» **Task directions**:
Where a line holds "star", copy it.
##### Materials provided
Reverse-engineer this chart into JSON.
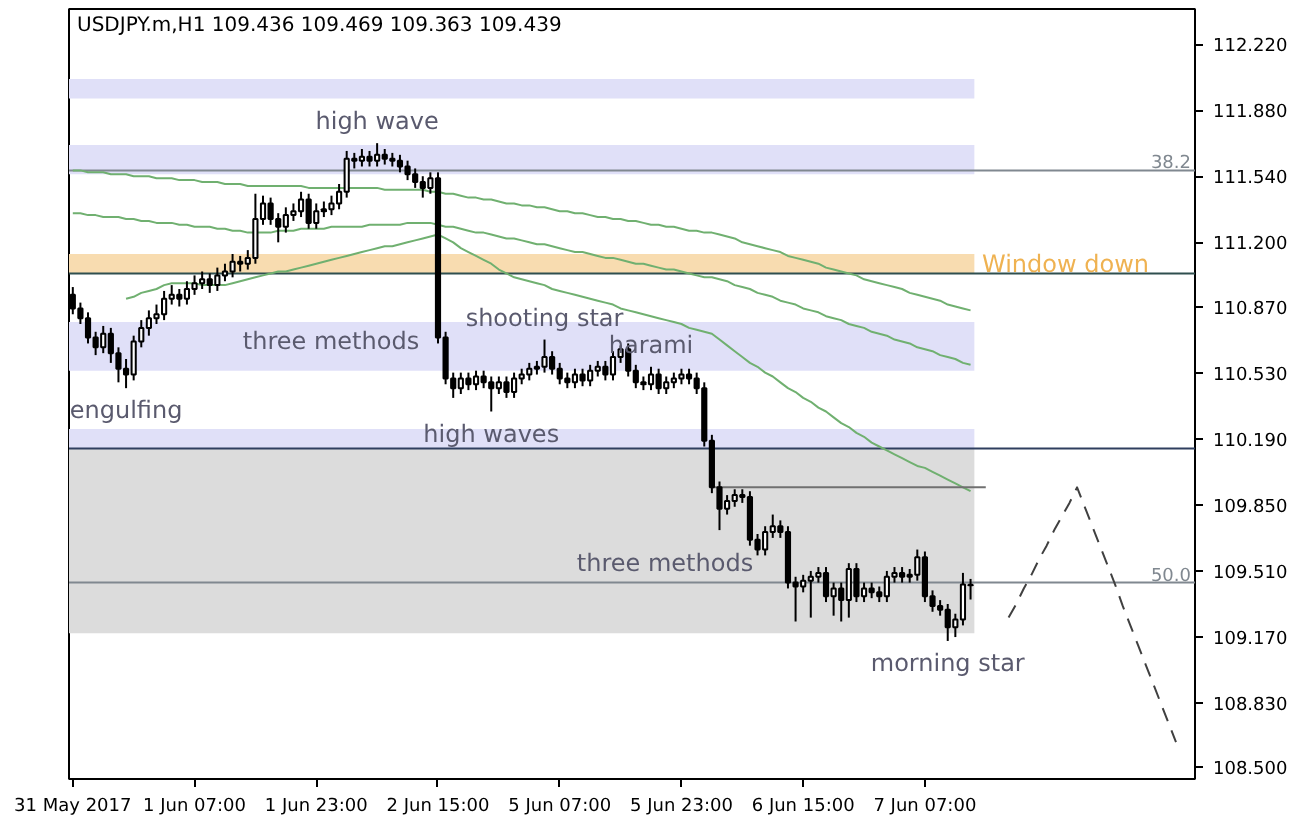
{
  "chart_data": {
    "type": "candlestick",
    "title": "USDJPY.m,H1  109.436 109.469 109.363 109.439",
    "categories": [
      "31 May 2017",
      null,
      null,
      null,
      null,
      null,
      null,
      null,
      null,
      null,
      null,
      null,
      null,
      null,
      null,
      null,
      "1 Jun 07:00",
      null,
      null,
      null,
      null,
      null,
      null,
      null,
      null,
      null,
      null,
      null,
      null,
      null,
      null,
      null,
      "1 Jun 23:00",
      null,
      null,
      null,
      null,
      null,
      null,
      null,
      null,
      null,
      null,
      null,
      null,
      null,
      null,
      null,
      "2 Jun 15:00",
      null,
      null,
      null,
      null,
      null,
      null,
      null,
      null,
      null,
      null,
      null,
      null,
      null,
      null,
      null,
      "5 Jun 07:00",
      null,
      null,
      null,
      null,
      null,
      null,
      null,
      null,
      null,
      null,
      null,
      null,
      null,
      null,
      null,
      "5 Jun 23:00",
      null,
      null,
      null,
      null,
      null,
      null,
      null,
      null,
      null,
      null,
      null,
      null,
      null,
      null,
      null,
      "6 Jun 15:00",
      null,
      null,
      null,
      null,
      null,
      null,
      null,
      null,
      null,
      null,
      null,
      null,
      null,
      null,
      null,
      "7 Jun 07:00",
      null,
      null,
      null,
      null,
      null,
      null,
      null,
      null,
      null,
      null,
      null,
      null,
      null,
      null,
      null,
      null,
      null,
      null,
      null,
      null,
      null,
      null,
      null,
      null,
      null,
      null,
      null,
      null,
      null,
      null,
      null,
      null,
      null,
      null,
      null
    ],
    "ohlc": [
      [
        110.93,
        110.97,
        110.83,
        110.86
      ],
      [
        110.86,
        110.89,
        110.78,
        110.81
      ],
      [
        110.81,
        110.84,
        110.68,
        110.71
      ],
      [
        110.71,
        110.74,
        110.62,
        110.66
      ],
      [
        110.66,
        110.77,
        110.63,
        110.73
      ],
      [
        110.73,
        110.76,
        110.58,
        110.63
      ],
      [
        110.63,
        110.66,
        110.48,
        110.55
      ],
      [
        110.55,
        110.6,
        110.45,
        110.52
      ],
      [
        110.52,
        110.72,
        110.49,
        110.69
      ],
      [
        110.69,
        110.8,
        110.66,
        110.76
      ],
      [
        110.76,
        110.85,
        110.72,
        110.81
      ],
      [
        110.81,
        110.88,
        110.78,
        110.83
      ],
      [
        110.83,
        110.95,
        110.8,
        110.91
      ],
      [
        110.91,
        110.98,
        110.88,
        110.93
      ],
      [
        110.93,
        110.96,
        110.87,
        110.91
      ],
      [
        110.91,
        111.0,
        110.88,
        110.96
      ],
      [
        110.96,
        111.03,
        110.93,
        110.99
      ],
      [
        110.99,
        111.05,
        110.96,
        111.01
      ],
      [
        111.01,
        111.04,
        110.94,
        110.98
      ],
      [
        110.98,
        111.07,
        110.95,
        111.03
      ],
      [
        111.03,
        111.09,
        111.0,
        111.05
      ],
      [
        111.05,
        111.14,
        111.02,
        111.1
      ],
      [
        111.1,
        111.13,
        111.05,
        111.09
      ],
      [
        111.09,
        111.16,
        111.06,
        111.12
      ],
      [
        111.12,
        111.45,
        111.09,
        111.32
      ],
      [
        111.32,
        111.44,
        111.29,
        111.4
      ],
      [
        111.4,
        111.43,
        111.29,
        111.32
      ],
      [
        111.32,
        111.35,
        111.2,
        111.28
      ],
      [
        111.28,
        111.38,
        111.25,
        111.34
      ],
      [
        111.34,
        111.4,
        111.31,
        111.36
      ],
      [
        111.36,
        111.46,
        111.33,
        111.42
      ],
      [
        111.42,
        111.45,
        111.27,
        111.3
      ],
      [
        111.3,
        111.4,
        111.27,
        111.36
      ],
      [
        111.36,
        111.41,
        111.33,
        111.37
      ],
      [
        111.37,
        111.44,
        111.34,
        111.4
      ],
      [
        111.4,
        111.5,
        111.37,
        111.46
      ],
      [
        111.46,
        111.67,
        111.43,
        111.63
      ],
      [
        111.63,
        111.66,
        111.58,
        111.62
      ],
      [
        111.62,
        111.68,
        111.59,
        111.64
      ],
      [
        111.64,
        111.67,
        111.59,
        111.62
      ],
      [
        111.62,
        111.71,
        111.59,
        111.65
      ],
      [
        111.65,
        111.68,
        111.6,
        111.63
      ],
      [
        111.63,
        111.66,
        111.59,
        111.62
      ],
      [
        111.62,
        111.65,
        111.56,
        111.59
      ],
      [
        111.59,
        111.62,
        111.52,
        111.55
      ],
      [
        111.55,
        111.58,
        111.48,
        111.51
      ],
      [
        111.51,
        111.54,
        111.43,
        111.48
      ],
      [
        111.48,
        111.56,
        111.45,
        111.53
      ],
      [
        111.53,
        111.56,
        110.68,
        110.71
      ],
      [
        110.71,
        110.74,
        110.47,
        110.5
      ],
      [
        110.5,
        110.53,
        110.4,
        110.45
      ],
      [
        110.45,
        110.53,
        110.42,
        110.5
      ],
      [
        110.5,
        110.53,
        110.44,
        110.47
      ],
      [
        110.47,
        110.54,
        110.44,
        110.51
      ],
      [
        110.51,
        110.54,
        110.45,
        110.48
      ],
      [
        110.48,
        110.51,
        110.33,
        110.45
      ],
      [
        110.45,
        110.51,
        110.42,
        110.48
      ],
      [
        110.48,
        110.51,
        110.4,
        110.43
      ],
      [
        110.43,
        110.53,
        110.4,
        110.5
      ],
      [
        110.5,
        110.55,
        110.47,
        110.52
      ],
      [
        110.52,
        110.58,
        110.49,
        110.55
      ],
      [
        110.55,
        110.59,
        110.52,
        110.56
      ],
      [
        110.56,
        110.7,
        110.53,
        110.61
      ],
      [
        110.61,
        110.64,
        110.52,
        110.55
      ],
      [
        110.55,
        110.58,
        110.47,
        110.5
      ],
      [
        110.5,
        110.53,
        110.45,
        110.48
      ],
      [
        110.48,
        110.55,
        110.45,
        110.52
      ],
      [
        110.52,
        110.55,
        110.46,
        110.49
      ],
      [
        110.49,
        110.57,
        110.46,
        110.54
      ],
      [
        110.54,
        110.59,
        110.51,
        110.56
      ],
      [
        110.56,
        110.59,
        110.49,
        110.52
      ],
      [
        110.52,
        110.64,
        110.49,
        110.61
      ],
      [
        110.61,
        110.67,
        110.58,
        110.65
      ],
      [
        110.65,
        110.68,
        110.51,
        110.54
      ],
      [
        110.54,
        110.57,
        110.45,
        110.48
      ],
      [
        110.48,
        110.51,
        110.44,
        110.47
      ],
      [
        110.47,
        110.56,
        110.44,
        110.52
      ],
      [
        110.52,
        110.55,
        110.42,
        110.45
      ],
      [
        110.45,
        110.51,
        110.42,
        110.48
      ],
      [
        110.48,
        110.53,
        110.45,
        110.5
      ],
      [
        110.5,
        110.55,
        110.47,
        110.52
      ],
      [
        110.52,
        110.55,
        110.47,
        110.5
      ],
      [
        110.5,
        110.53,
        110.42,
        110.45
      ],
      [
        110.45,
        110.48,
        110.15,
        110.18
      ],
      [
        110.18,
        110.21,
        109.91,
        109.94
      ],
      [
        109.94,
        109.97,
        109.72,
        109.83
      ],
      [
        109.83,
        109.9,
        109.8,
        109.87
      ],
      [
        109.87,
        109.93,
        109.84,
        109.9
      ],
      [
        109.9,
        109.93,
        109.86,
        109.89
      ],
      [
        109.89,
        109.92,
        109.64,
        109.67
      ],
      [
        109.67,
        109.7,
        109.59,
        109.62
      ],
      [
        109.62,
        109.74,
        109.59,
        109.71
      ],
      [
        109.71,
        109.8,
        109.68,
        109.74
      ],
      [
        109.74,
        109.77,
        109.68,
        109.71
      ],
      [
        109.71,
        109.74,
        109.42,
        109.45
      ],
      [
        109.45,
        109.48,
        109.25,
        109.43
      ],
      [
        109.43,
        109.49,
        109.4,
        109.46
      ],
      [
        109.46,
        109.51,
        109.27,
        109.48
      ],
      [
        109.48,
        109.53,
        109.45,
        109.5
      ],
      [
        109.5,
        109.53,
        109.35,
        109.38
      ],
      [
        109.38,
        109.45,
        109.28,
        109.42
      ],
      [
        109.42,
        109.45,
        109.25,
        109.36
      ],
      [
        109.36,
        109.55,
        109.27,
        109.52
      ],
      [
        109.52,
        109.55,
        109.35,
        109.38
      ],
      [
        109.38,
        109.45,
        109.35,
        109.42
      ],
      [
        109.42,
        109.45,
        109.37,
        109.4
      ],
      [
        109.4,
        109.43,
        109.35,
        109.38
      ],
      [
        109.38,
        109.51,
        109.35,
        109.48
      ],
      [
        109.48,
        109.53,
        109.45,
        109.5
      ],
      [
        109.5,
        109.53,
        109.45,
        109.48
      ],
      [
        109.48,
        109.52,
        109.45,
        109.49
      ],
      [
        109.49,
        109.62,
        109.46,
        109.58
      ],
      [
        109.58,
        109.61,
        109.35,
        109.38
      ],
      [
        109.38,
        109.41,
        109.3,
        109.33
      ],
      [
        109.33,
        109.36,
        109.28,
        109.31
      ],
      [
        109.31,
        109.34,
        109.15,
        109.22
      ],
      [
        109.22,
        109.29,
        109.17,
        109.26
      ],
      [
        109.26,
        109.5,
        109.23,
        109.44
      ],
      [
        109.436,
        109.469,
        109.363,
        109.439
      ],
      null,
      null,
      null,
      null,
      null,
      null,
      null,
      null,
      null,
      null,
      null,
      null,
      null,
      null,
      null,
      null,
      null,
      null,
      null,
      null,
      null,
      null,
      null,
      null,
      null,
      null,
      null,
      null,
      null
    ],
    "series": [
      {
        "type": "line",
        "color": "#70b070",
        "values": [
          111.57,
          111.57,
          111.56,
          111.56,
          111.56,
          111.55,
          111.55,
          111.55,
          111.54,
          111.54,
          111.54,
          111.53,
          111.53,
          111.53,
          111.52,
          111.52,
          111.52,
          111.51,
          111.51,
          111.51,
          111.5,
          111.5,
          111.5,
          111.49,
          111.49,
          111.49,
          111.49,
          111.49,
          111.49,
          111.49,
          111.49,
          111.48,
          111.48,
          111.48,
          111.48,
          111.48,
          111.48,
          111.48,
          111.48,
          111.48,
          111.48,
          111.47,
          111.47,
          111.47,
          111.47,
          111.47,
          111.47,
          111.46,
          111.46,
          111.45,
          111.45,
          111.44,
          111.43,
          111.43,
          111.42,
          111.42,
          111.41,
          111.4,
          111.4,
          111.39,
          111.39,
          111.38,
          111.38,
          111.37,
          111.36,
          111.36,
          111.35,
          111.35,
          111.34,
          111.33,
          111.33,
          111.32,
          111.32,
          111.31,
          111.31,
          111.3,
          111.29,
          111.29,
          111.28,
          111.28,
          111.27,
          111.26,
          111.26,
          111.25,
          111.25,
          111.24,
          111.23,
          111.22,
          111.2,
          111.19,
          111.18,
          111.17,
          111.16,
          111.15,
          111.13,
          111.12,
          111.11,
          111.1,
          111.09,
          111.07,
          111.06,
          111.05,
          111.04,
          111.03,
          111.01,
          111.0,
          110.99,
          110.98,
          110.97,
          110.96,
          110.94,
          110.93,
          110.92,
          110.91,
          110.9,
          110.88,
          110.87,
          110.86,
          110.85,
          null,
          null,
          null,
          null,
          null,
          null,
          null,
          null,
          null,
          null,
          null,
          null,
          null,
          null,
          null,
          null,
          null,
          null,
          null,
          null,
          null,
          null,
          null,
          null,
          null,
          null,
          null,
          null,
          null
        ]
      },
      {
        "type": "line",
        "color": "#70b070",
        "values": [
          111.35,
          111.35,
          111.34,
          111.34,
          111.33,
          111.33,
          111.33,
          111.32,
          111.32,
          111.31,
          111.31,
          111.3,
          111.3,
          111.3,
          111.29,
          111.29,
          111.28,
          111.28,
          111.28,
          111.27,
          111.27,
          111.26,
          111.26,
          111.25,
          111.25,
          111.25,
          111.25,
          111.26,
          111.26,
          111.26,
          111.27,
          111.27,
          111.27,
          111.27,
          111.28,
          111.28,
          111.28,
          111.28,
          111.28,
          111.29,
          111.29,
          111.29,
          111.29,
          111.29,
          111.3,
          111.3,
          111.3,
          111.3,
          111.29,
          111.28,
          111.28,
          111.27,
          111.26,
          111.25,
          111.25,
          111.24,
          111.23,
          111.22,
          111.22,
          111.21,
          111.2,
          111.19,
          111.19,
          111.18,
          111.17,
          111.16,
          111.15,
          111.15,
          111.14,
          111.13,
          111.12,
          111.12,
          111.11,
          111.1,
          111.09,
          111.09,
          111.08,
          111.07,
          111.06,
          111.06,
          111.05,
          111.04,
          111.03,
          111.02,
          111.02,
          111.01,
          111.0,
          110.98,
          110.97,
          110.96,
          110.94,
          110.93,
          110.92,
          110.9,
          110.89,
          110.88,
          110.86,
          110.85,
          110.84,
          110.82,
          110.81,
          110.8,
          110.78,
          110.77,
          110.76,
          110.74,
          110.73,
          110.72,
          110.7,
          110.69,
          110.68,
          110.66,
          110.65,
          110.64,
          110.62,
          110.61,
          110.6,
          110.58,
          110.57,
          null,
          null,
          null,
          null,
          null,
          null,
          null,
          null,
          null,
          null,
          null,
          null,
          null,
          null,
          null,
          null,
          null,
          null,
          null,
          null,
          null,
          null,
          null,
          null,
          null,
          null,
          null,
          null,
          null
        ]
      },
      {
        "type": "line",
        "color": "#70b070",
        "values": [
          null,
          null,
          null,
          null,
          null,
          null,
          null,
          110.91,
          110.92,
          110.94,
          110.95,
          110.96,
          110.98,
          110.99,
          110.99,
          110.99,
          110.99,
          110.98,
          110.98,
          110.98,
          110.98,
          110.99,
          111.0,
          111.01,
          111.02,
          111.03,
          111.04,
          111.05,
          111.05,
          111.06,
          111.07,
          111.08,
          111.09,
          111.1,
          111.11,
          111.12,
          111.13,
          111.14,
          111.15,
          111.16,
          111.17,
          111.18,
          111.18,
          111.19,
          111.2,
          111.21,
          111.22,
          111.23,
          111.24,
          111.22,
          111.2,
          111.17,
          111.15,
          111.13,
          111.11,
          111.09,
          111.06,
          111.04,
          111.02,
          111.01,
          111.0,
          110.99,
          110.98,
          110.96,
          110.95,
          110.94,
          110.93,
          110.92,
          110.91,
          110.9,
          110.89,
          110.88,
          110.86,
          110.85,
          110.84,
          110.83,
          110.82,
          110.81,
          110.8,
          110.79,
          110.78,
          110.76,
          110.75,
          110.74,
          110.73,
          110.7,
          110.67,
          110.64,
          110.61,
          110.58,
          110.56,
          110.53,
          110.51,
          110.48,
          110.45,
          110.43,
          110.4,
          110.38,
          110.35,
          110.33,
          110.3,
          110.27,
          110.25,
          110.22,
          110.2,
          110.17,
          110.15,
          110.13,
          110.11,
          110.09,
          110.07,
          110.05,
          110.04,
          110.02,
          110.0,
          109.98,
          109.96,
          109.94,
          109.92,
          null,
          null,
          null,
          null,
          null,
          null,
          null,
          null,
          null,
          null,
          null,
          null,
          null,
          null,
          null,
          null,
          null,
          null,
          null,
          null,
          null,
          null,
          null,
          null,
          null,
          null,
          null,
          null,
          null
        ]
      },
      {
        "type": "line",
        "color": "#707070",
        "values": [
          null,
          null,
          null,
          null,
          null,
          null,
          null,
          null,
          null,
          null,
          null,
          null,
          null,
          null,
          null,
          null,
          null,
          null,
          null,
          null,
          null,
          null,
          null,
          null,
          null,
          null,
          null,
          null,
          null,
          null,
          null,
          null,
          null,
          null,
          null,
          null,
          null,
          null,
          null,
          null,
          null,
          null,
          null,
          null,
          null,
          null,
          null,
          null,
          null,
          null,
          null,
          null,
          null,
          null,
          null,
          null,
          null,
          null,
          null,
          null,
          null,
          null,
          null,
          null,
          null,
          null,
          null,
          null,
          null,
          null,
          null,
          null,
          null,
          null,
          null,
          null,
          null,
          null,
          null,
          null,
          null,
          null,
          null,
          null,
          109.94,
          109.94,
          109.94,
          109.94,
          109.94,
          109.94,
          109.94,
          109.94,
          109.94,
          109.94,
          109.94,
          109.94,
          109.94,
          109.94,
          109.94,
          109.94,
          109.94,
          109.94,
          109.94,
          109.94,
          109.94,
          109.94,
          109.94,
          109.94,
          109.94,
          109.94,
          109.94,
          109.94,
          109.94,
          109.94,
          109.94,
          109.94,
          109.94,
          109.94,
          109.94,
          109.94,
          109.94,
          null,
          null,
          null,
          null,
          null,
          null,
          null,
          null,
          null,
          null,
          null,
          null,
          null,
          null,
          null,
          null,
          null,
          null,
          null,
          null,
          null,
          null,
          null,
          null,
          null,
          null,
          null
        ]
      },
      {
        "type": "line",
        "color": "#404040",
        "line_style": "dashed",
        "values": [
          null,
          null,
          null,
          null,
          null,
          null,
          null,
          null,
          null,
          null,
          null,
          null,
          null,
          null,
          null,
          null,
          null,
          null,
          null,
          null,
          null,
          null,
          null,
          null,
          null,
          null,
          null,
          null,
          null,
          null,
          null,
          null,
          null,
          null,
          null,
          null,
          null,
          null,
          null,
          null,
          null,
          null,
          null,
          null,
          null,
          null,
          null,
          null,
          null,
          null,
          null,
          null,
          null,
          null,
          null,
          null,
          null,
          null,
          null,
          null,
          null,
          null,
          null,
          null,
          null,
          null,
          null,
          null,
          null,
          null,
          null,
          null,
          null,
          null,
          null,
          null,
          null,
          null,
          null,
          null,
          null,
          null,
          null,
          null,
          null,
          null,
          null,
          null,
          null,
          null,
          null,
          null,
          null,
          null,
          null,
          null,
          null,
          null,
          null,
          null,
          null,
          null,
          null,
          null,
          null,
          null,
          null,
          null,
          null,
          null,
          null,
          null,
          null,
          null,
          null,
          null,
          null,
          null,
          null,
          null,
          null,
          null,
          null,
          109.27,
          109.34,
          109.42,
          109.49,
          109.57,
          109.64,
          109.72,
          109.79,
          109.86,
          109.94,
          109.84,
          109.74,
          109.64,
          109.54,
          109.44,
          109.33,
          109.23,
          109.13,
          109.03,
          108.93,
          108.83,
          108.73,
          108.63,
          null,
          null
        ]
      }
    ],
    "bands": [
      {
        "axis": "y",
        "from": 111.94,
        "to": 112.04,
        "color": "#e0e0f8"
      },
      {
        "axis": "y",
        "from": 111.55,
        "to": 111.7,
        "color": "#e0e0f8"
      },
      {
        "axis": "y",
        "from": 111.04,
        "to": 111.14,
        "color": "#f8dcb0",
        "label": "Window down"
      },
      {
        "axis": "y",
        "from": 110.54,
        "to": 110.79,
        "color": "#e0e0f8"
      },
      {
        "axis": "y",
        "from": 110.14,
        "to": 110.24,
        "color": "#e0e0f8"
      },
      {
        "axis": "y",
        "from": 109.19,
        "to": 110.14,
        "color": "#dcdcdc"
      }
    ],
    "ref_lines": [
      {
        "axis": "y",
        "value": 111.57,
        "color": "#808890"
      },
      {
        "axis": "y",
        "value": 109.45,
        "color": "#808890"
      },
      {
        "axis": "y",
        "value": 111.04,
        "color": "#2f4f4f"
      },
      {
        "axis": "y",
        "value": 110.14,
        "color": "#2f3f5f"
      }
    ],
    "annotations": [
      {
        "text": "38.2",
        "y": 111.57
      },
      {
        "text": "50.0",
        "y": 109.45
      },
      {
        "text": "high wave",
        "y": 111.71
      },
      "three methods",
      {
        "text": "engulfing",
        "y": 110.45
      },
      {
        "text": "shooting star",
        "y": 110.7
      },
      {
        "text": "harami",
        "y": 110.56
      },
      {
        "text": "high waves",
        "y": 110.33
      },
      "three methods",
      {
        "text": "morning star",
        "y": 109.15
      }
    ],
    "ylim": [
      108.44,
      112.4
    ],
    "yticks": [
      {
        "value": 112.22,
        "label": "112.220"
      },
      {
        "value": 111.88,
        "label": "111.880"
      },
      {
        "value": 111.54,
        "label": "111.540"
      },
      {
        "value": 111.2,
        "label": "111.200"
      },
      {
        "value": 110.87,
        "label": "110.870"
      },
      {
        "value": 110.53,
        "label": "110.530"
      },
      {
        "value": 110.19,
        "label": "110.190"
      },
      {
        "value": 109.85,
        "label": "109.850"
      },
      {
        "value": 109.51,
        "label": "109.510"
      },
      {
        "value": 109.17,
        "label": "109.170"
      },
      {
        "value": 108.83,
        "label": "108.830"
      },
      {
        "value": 108.5,
        "label": "108.500"
      }
    ],
    "grid": false
  }
}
##########
» **Task response**:
        "text": "shooting star",
        "text": "morning star",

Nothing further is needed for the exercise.